- **Challenge**: Each line below should be reproduced without any alteration.

- **Dataset rows**:
=-=-=-=-=

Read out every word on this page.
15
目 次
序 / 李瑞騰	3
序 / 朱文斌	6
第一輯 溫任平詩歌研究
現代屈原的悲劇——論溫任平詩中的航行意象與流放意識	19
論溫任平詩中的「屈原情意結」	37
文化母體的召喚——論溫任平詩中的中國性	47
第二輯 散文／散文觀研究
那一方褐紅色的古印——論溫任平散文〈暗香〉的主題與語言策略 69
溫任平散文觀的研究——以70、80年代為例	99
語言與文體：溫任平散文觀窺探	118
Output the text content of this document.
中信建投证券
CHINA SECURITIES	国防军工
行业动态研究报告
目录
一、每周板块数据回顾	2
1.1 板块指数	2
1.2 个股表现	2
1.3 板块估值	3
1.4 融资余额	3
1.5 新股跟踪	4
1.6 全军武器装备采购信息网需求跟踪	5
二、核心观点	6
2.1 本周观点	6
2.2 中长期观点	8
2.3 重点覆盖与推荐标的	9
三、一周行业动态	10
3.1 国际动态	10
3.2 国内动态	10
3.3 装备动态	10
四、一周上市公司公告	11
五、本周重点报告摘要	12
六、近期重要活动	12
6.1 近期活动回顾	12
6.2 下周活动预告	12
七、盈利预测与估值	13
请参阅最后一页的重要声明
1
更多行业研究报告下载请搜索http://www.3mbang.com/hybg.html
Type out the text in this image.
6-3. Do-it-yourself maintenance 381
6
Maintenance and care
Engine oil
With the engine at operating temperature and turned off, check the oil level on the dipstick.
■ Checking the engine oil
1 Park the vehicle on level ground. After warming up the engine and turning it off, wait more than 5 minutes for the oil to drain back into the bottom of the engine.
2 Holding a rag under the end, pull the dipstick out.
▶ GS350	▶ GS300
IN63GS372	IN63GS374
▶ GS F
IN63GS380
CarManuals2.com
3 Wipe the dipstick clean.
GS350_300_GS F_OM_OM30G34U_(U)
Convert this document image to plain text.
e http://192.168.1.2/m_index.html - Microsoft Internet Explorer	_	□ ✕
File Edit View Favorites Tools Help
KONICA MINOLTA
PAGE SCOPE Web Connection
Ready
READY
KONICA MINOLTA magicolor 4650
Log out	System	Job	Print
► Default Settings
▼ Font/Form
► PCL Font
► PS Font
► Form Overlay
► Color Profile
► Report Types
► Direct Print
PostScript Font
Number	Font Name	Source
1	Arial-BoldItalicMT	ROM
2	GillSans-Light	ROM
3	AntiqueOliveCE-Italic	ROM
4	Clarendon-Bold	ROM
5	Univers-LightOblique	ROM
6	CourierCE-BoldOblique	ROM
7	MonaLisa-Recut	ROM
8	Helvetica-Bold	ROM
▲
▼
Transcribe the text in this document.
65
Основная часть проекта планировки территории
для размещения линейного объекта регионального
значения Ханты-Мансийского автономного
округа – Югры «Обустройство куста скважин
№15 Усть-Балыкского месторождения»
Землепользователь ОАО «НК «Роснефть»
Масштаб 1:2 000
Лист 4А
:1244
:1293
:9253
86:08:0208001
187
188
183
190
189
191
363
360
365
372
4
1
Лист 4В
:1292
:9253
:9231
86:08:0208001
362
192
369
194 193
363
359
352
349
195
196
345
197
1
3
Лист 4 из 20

=-=-=-=-=

- **Worked answer**:
Read out every word on this page.
15
目 次
序 / 李瑞騰	3
序 / 朱文斌	6
第一輯 溫任平詩歌研究
現代屈原的悲劇——論溫任平詩中的航行意象與流放意識	19
論溫任平詩中的「屈原情意結」	37
文化母體的召喚——論溫任平詩中的中國性	47
第二輯 散文／散文觀研究
那一方褐紅色的古印——論溫任平散文〈暗香〉的主題與語言策略 69
溫任平散文觀的研究——以70、80年代為例	99
語言與文體：溫任平散文觀窺探	118
Output the text content of this document.
中信建投证券
CHINA SECURITIES	国防军工
行业动态研究报告
目录
一、每周板块数据回顾	2
1.1 板块指数	2
1.2 个股表现	2
1.3 板块估值	3
1.4 融资余额	3
1.5 新股跟踪	4
1.6 全军武器装备采购信息网需求跟踪	5
二、核心观点	6
2.1 本周观点	6
2.2 中长期观点	8
2.3 重点覆盖与推荐标的	9
三、一周行业动态	10
3.1 国际动态	10
3.2 国内动态	10
3.3 装备动态	10
四、一周上市公司公告	11
五、本周重点报告摘要	12
六、近期重要活动	12
6.1 近期活动回顾	12
6.2 下周活动预告	12
七、盈利预测与估值	13
请参阅最后一页的重要声明
1
更多行业研究报告下载请搜索http://www.3mbang.com/hybg.html
Type out the text in this image.
6-3. Do-it-yourself maintenance 381
6
Maintenance and care
Engine oil
With the engine at operating temperature and turned off, check the oil level on the dipstick.
■ Checking the engine oil
1 Park the vehicle on level ground. After warming up the engine and turning it off, wait more than 5 minutes for the oil to drain back into the bottom of the engine.
2 Holding a rag under the end, pull the dipstick out.
▶ GS350	▶ GS300
IN63GS372	IN63GS374
▶ GS F
IN63GS380
CarManuals2.com
3 Wipe the dipstick clean.
GS350_300_GS F_OM_OM30G34U_(U)
Convert this document image to plain text.
e http://192.168.1.2/m_index.html - Microsoft Internet Explorer	_	□ ✕
File Edit View Favorites Tools Help
KONICA MINOLTA
PAGE SCOPE Web Connection
Ready
READY
KONICA MINOLTA magicolor 4650
Log out	System	Job	Print
► Default Settings
▼ Font/Form
► PCL Font
► PS Font
► Form Overlay
► Color Profile
► Report Types
► Direct Print
PostScript Font
Number	Font Name	Source
1	Arial-BoldItalicMT	ROM
2	GillSans-Light	ROM
3	AntiqueOliveCE-Italic	ROM
4	Clarendon-Bold	ROM
5	Univers-LightOblique	ROM
6	CourierCE-BoldOblique	ROM
7	MonaLisa-Recut	ROM
8	Helvetica-Bold	ROM
▲
▼
Transcribe the text in this document.
65
Основная часть проекта планировки территории
для размещения линейного объекта регионального
значения Ханты-Мансийского автономного
округа – Югры «Обустройство куста скважин
№15 Усть-Балыкского месторождения»
Землепользователь ОАО «НК «Роснефть»
Масштаб 1:2 000
Лист 4А
:1244
:1293
:9253
86:08:0208001
187
188
183
190
189
191
363
360
365
372
4
1
Лист 4В
:1292
:9253
:9231
86:08:0208001
362
192
369
194 193
363
359
352
349
195
196
345
197
1
3
Лист 4 из 20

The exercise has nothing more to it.